* Required task: The complete listing should be restated exactly.

• • • •

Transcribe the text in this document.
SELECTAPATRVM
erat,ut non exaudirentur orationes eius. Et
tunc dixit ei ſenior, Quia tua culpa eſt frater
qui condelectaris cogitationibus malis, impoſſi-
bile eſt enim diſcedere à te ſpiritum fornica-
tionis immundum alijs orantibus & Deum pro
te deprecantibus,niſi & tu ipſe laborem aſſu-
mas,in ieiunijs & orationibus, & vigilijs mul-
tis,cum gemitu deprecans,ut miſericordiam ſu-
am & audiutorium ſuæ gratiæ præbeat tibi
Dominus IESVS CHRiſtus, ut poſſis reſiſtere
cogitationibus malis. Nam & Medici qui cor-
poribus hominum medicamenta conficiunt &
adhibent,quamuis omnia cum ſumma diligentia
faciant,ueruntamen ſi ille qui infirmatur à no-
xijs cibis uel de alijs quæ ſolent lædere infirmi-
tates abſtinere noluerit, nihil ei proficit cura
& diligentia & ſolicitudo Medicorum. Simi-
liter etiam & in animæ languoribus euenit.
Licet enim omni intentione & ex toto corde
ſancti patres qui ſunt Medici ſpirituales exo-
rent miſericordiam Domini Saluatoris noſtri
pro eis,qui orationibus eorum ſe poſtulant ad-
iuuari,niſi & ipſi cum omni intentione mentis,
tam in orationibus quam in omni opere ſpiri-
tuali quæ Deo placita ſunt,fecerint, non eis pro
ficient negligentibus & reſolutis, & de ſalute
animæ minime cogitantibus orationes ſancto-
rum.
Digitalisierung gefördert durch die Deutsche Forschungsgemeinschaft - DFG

• • • •

* The reply:
Transcribe the text in this document.
SELECTAPATRVM
erat,ut non exaudirentur orationes eius. Et
tunc dixit ei ſenior, Quia tua culpa eſt frater
qui condelectaris cogitationibus malis, impoſſi-
bile eſt enim diſcedere à te ſpiritum fornica-
tionis immundum alijs orantibus & Deum pro
te deprecantibus,niſi & tu ipſe laborem aſſu-
mas,in ieiunijs & orationibus, & vigilijs mul-
tis,cum gemitu deprecans,ut miſericordiam ſu-
am & audiutorium ſuæ gratiæ præbeat tibi
Dominus IESVS CHRiſtus, ut poſſis reſiſtere
cogitationibus malis. Nam & Medici qui cor-
poribus hominum medicamenta conficiunt &
adhibent,quamuis omnia cum ſumma diligentia
faciant,ueruntamen ſi ille qui infirmatur à no-
xijs cibis uel de alijs quæ ſolent lædere infirmi-
tates abſtinere noluerit, nihil ei proficit cura
& diligentia & ſolicitudo Medicorum. Simi-
liter etiam & in animæ languoribus euenit.
Licet enim omni intentione & ex toto corde
ſancti patres qui ſunt Medici ſpirituales exo-
rent miſericordiam Domini Saluatoris noſtri
pro eis,qui orationibus eorum ſe poſtulant ad-
iuuari,niſi & ipſi cum omni intentione mentis,
tam in orationibus quam in omni opere ſpiri-
tuali quæ Deo placita ſunt,fecerint, non eis pro
ficient negligentibus & reſolutis, & de ſalute
animæ minime cogitantibus orationes ſancto-
rum.
Digitalisierung gefördert durch die Deutsche Forschungsgemeinschaft - DFG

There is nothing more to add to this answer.